(A run of records)

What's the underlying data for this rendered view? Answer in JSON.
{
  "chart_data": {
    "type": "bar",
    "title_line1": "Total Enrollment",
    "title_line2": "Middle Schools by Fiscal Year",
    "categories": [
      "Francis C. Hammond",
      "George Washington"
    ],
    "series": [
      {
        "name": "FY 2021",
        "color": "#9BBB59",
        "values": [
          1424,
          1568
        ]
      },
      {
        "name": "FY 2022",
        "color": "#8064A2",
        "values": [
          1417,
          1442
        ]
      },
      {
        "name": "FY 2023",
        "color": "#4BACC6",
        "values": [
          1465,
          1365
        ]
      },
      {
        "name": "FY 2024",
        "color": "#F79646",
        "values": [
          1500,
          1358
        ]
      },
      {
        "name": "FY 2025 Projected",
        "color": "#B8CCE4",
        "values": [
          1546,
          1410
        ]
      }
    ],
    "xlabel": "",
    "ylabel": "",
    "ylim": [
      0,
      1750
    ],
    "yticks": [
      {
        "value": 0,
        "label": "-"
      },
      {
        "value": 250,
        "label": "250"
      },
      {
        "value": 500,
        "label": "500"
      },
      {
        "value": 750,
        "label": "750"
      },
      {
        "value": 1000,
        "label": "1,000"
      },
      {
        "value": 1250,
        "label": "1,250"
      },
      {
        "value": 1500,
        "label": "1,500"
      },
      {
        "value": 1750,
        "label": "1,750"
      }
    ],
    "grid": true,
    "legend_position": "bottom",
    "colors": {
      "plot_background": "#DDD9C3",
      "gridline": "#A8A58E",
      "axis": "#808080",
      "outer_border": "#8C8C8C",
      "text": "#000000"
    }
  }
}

**WHAT IS REQUIRED**
Make an exact copy of the records.

**COMPLETE RESPONSE**
What's the underlying data for this rendered view? Answer in JSON.
{
  "chart_data": {
    "type": "bar",
    "title_line1": "Total Enrollment",
    "title_line2": "Middle Schools by Fiscal Year",
    "categories": [
      "Francis C. Hammond",
      "George Washington"
    ],
    "series": [
      {
        "name": "FY 2021",
        "color": "#9BBB59",
        "values": [
          1424,
          1568
        ]
      },
      {
        "name": "FY 2022",
        "color": "#8064A2",
        "values": [
          1417,
          1442
        ]
      },
      {
        "name": "FY 2023",
        "color": "#4BACC6",
        "values": [
          1465,
          1365
        ]
      },
      {
        "name": "FY 2024",
        "color": "#F79646",
        "values": [
          1500,
          1358
        ]
      },
      {
        "name": "FY 2025 Projected",
        "color": "#B8CCE4",
        "values": [
          1546,
          1410
        ]
      }
    ],
    "xlabel": "",
    "ylabel": "",
    "ylim": [
      0,
      1750
    ],
    "yticks": [
      {
        "value": 0,
        "label": "-"
      },
      {
        "value": 250,
        "label": "250"
      },
      {
        "value": 500,
        "label": "500"
      },
      {
        "value": 750,
        "label": "750"
      },
      {
        "value": 1000,
        "label": "1,000"
      },
      {
        "value": 1250,
        "label": "1,250"
      },
      {
        "value": 1500,
        "label": "1,500"
      },
      {
        "value": 1750,
        "label": "1,750"
      }
    ],
    "grid": true,
    "legend_position": "bottom",
    "colors": {
      "plot_background": "#DDD9C3",
      "gridline": "#A8A58E",
      "axis": "#808080",
      "outer_border": "#8C8C8C",
      "text": "#000000"
    }
  }
}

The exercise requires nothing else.